> [Direction]: Print the listing below in its entirety, character for character.
[START Raw data]
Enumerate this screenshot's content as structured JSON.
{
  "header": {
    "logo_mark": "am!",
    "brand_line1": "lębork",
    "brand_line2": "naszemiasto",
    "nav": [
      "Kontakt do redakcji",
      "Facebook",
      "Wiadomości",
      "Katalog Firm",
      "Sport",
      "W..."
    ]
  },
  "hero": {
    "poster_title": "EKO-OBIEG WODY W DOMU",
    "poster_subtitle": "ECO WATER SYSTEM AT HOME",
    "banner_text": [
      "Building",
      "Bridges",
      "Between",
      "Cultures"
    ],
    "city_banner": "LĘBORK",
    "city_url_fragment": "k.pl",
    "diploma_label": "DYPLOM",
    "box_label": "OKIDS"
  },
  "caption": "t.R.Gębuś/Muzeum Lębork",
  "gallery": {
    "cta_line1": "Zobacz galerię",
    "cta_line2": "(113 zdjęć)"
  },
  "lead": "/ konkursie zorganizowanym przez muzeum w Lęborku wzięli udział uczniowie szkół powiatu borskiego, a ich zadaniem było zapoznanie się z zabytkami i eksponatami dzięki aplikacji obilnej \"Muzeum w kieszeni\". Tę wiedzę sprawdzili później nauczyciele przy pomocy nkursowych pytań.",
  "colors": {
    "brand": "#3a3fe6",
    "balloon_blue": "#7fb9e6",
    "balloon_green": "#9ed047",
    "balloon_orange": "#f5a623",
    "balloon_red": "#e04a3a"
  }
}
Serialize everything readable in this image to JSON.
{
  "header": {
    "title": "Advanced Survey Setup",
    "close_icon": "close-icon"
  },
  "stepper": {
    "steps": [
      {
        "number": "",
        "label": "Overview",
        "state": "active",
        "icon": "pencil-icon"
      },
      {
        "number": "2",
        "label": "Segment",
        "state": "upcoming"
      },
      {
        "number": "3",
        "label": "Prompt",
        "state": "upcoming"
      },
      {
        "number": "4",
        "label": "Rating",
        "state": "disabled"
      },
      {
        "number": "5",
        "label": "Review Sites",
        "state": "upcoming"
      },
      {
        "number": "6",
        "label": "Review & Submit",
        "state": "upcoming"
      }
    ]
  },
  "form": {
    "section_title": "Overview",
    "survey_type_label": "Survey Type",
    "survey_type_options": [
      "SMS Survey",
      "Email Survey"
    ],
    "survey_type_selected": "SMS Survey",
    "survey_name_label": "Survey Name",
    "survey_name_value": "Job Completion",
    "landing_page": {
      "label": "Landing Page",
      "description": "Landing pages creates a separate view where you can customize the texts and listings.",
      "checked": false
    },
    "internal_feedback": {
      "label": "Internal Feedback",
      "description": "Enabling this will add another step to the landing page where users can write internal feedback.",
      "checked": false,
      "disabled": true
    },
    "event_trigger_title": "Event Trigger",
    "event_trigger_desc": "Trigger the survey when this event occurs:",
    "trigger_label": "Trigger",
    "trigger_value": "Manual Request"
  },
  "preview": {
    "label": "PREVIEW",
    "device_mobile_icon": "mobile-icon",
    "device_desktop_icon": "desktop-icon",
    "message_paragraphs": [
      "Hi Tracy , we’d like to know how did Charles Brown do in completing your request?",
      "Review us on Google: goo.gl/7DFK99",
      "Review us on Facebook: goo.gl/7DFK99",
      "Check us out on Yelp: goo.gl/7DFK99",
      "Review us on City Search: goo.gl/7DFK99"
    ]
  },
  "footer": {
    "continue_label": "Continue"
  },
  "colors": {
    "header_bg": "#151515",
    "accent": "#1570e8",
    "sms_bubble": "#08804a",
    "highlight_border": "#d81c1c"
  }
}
[END Raw data]
> [Answer below]:
Enumerate this screenshot's content as structured JSON.
{
  "header": {
    "logo_mark": "am!",
    "brand_line1": "lębork",
    "brand_line2": "naszemiasto",
    "nav": [
      "Kontakt do redakcji",
      "Facebook",
      "Wiadomości",
      "Katalog Firm",
      "Sport",
      "W..."
    ]
  },
  "hero": {
    "poster_title": "EKO-OBIEG WODY W DOMU",
    "poster_subtitle": "ECO WATER SYSTEM AT HOME",
    "banner_text": [
      "Building",
      "Bridges",
      "Between",
      "Cultures"
    ],
    "city_banner": "LĘBORK",
    "city_url_fragment": "k.pl",
    "diploma_label": "DYPLOM",
    "box_label": "OKIDS"
  },
  "caption": "t.R.Gębuś/Muzeum Lębork",
  "gallery": {
    "cta_line1": "Zobacz galerię",
    "cta_line2": "(113 zdjęć)"
  },
  "lead": "/ konkursie zorganizowanym przez muzeum w Lęborku wzięli udział uczniowie szkół powiatu borskiego, a ich zadaniem było zapoznanie się z zabytkami i eksponatami dzięki aplikacji obilnej \"Muzeum w kieszeni\". Tę wiedzę sprawdzili później nauczyciele przy pomocy nkursowych pytań.",
  "colors": {
    "brand": "#3a3fe6",
    "balloon_blue": "#7fb9e6",
    "balloon_green": "#9ed047",
    "balloon_orange": "#f5a623",
    "balloon_red": "#e04a3a"
  }
}
Serialize everything readable in this image to JSON.
{
  "header": {
    "title": "Advanced Survey Setup",
    "close_icon": "close-icon"
  },
  "stepper": {
    "steps": [
      {
        "number": "",
        "label": "Overview",
        "state": "active",
        "icon": "pencil-icon"
      },
      {
        "number": "2",
        "label": "Segment",
        "state": "upcoming"
      },
      {
        "number": "3",
        "label": "Prompt",
        "state": "upcoming"
      },
      {
        "number": "4",
        "label": "Rating",
        "state": "disabled"
      },
      {
        "number": "5",
        "label": "Review Sites",
        "state": "upcoming"
      },
      {
        "number": "6",
        "label": "Review & Submit",
        "state": "upcoming"
      }
    ]
  },
  "form": {
    "section_title": "Overview",
    "survey_type_label": "Survey Type",
    "survey_type_options": [
      "SMS Survey",
      "Email Survey"
    ],
    "survey_type_selected": "SMS Survey",
    "survey_name_label": "Survey Name",
    "survey_name_value": "Job Completion",
    "landing_page": {
      "label": "Landing Page",
      "description": "Landing pages creates a separate view where you can customize the texts and listings.",
      "checked": false
    },
    "internal_feedback": {
      "label": "Internal Feedback",
      "description": "Enabling this will add another step to the landing page where users can write internal feedback.",
      "checked": false,
      "disabled": true
    },
    "event_trigger_title": "Event Trigger",
    "event_trigger_desc": "Trigger the survey when this event occurs:",
    "trigger_label": "Trigger",
    "trigger_value": "Manual Request"
  },
  "preview": {
    "label": "PREVIEW",
    "device_mobile_icon": "mobile-icon",
    "device_desktop_icon": "desktop-icon",
    "message_paragraphs": [
      "Hi Tracy , we’d like to know how did Charles Brown do in completing your request?",
      "Review us on Google: goo.gl/7DFK99",
      "Review us on Facebook: goo.gl/7DFK99",
      "Check us out on Yelp: goo.gl/7DFK99",
      "Review us on City Search: goo.gl/7DFK99"
    ]
  },
  "footer": {
    "continue_label": "Continue"
  },
  "colors": {
    "header_bg": "#151515",
    "accent": "#1570e8",
    "sms_bubble": "#08804a",
    "highlight_border": "#d81c1c"
  }
}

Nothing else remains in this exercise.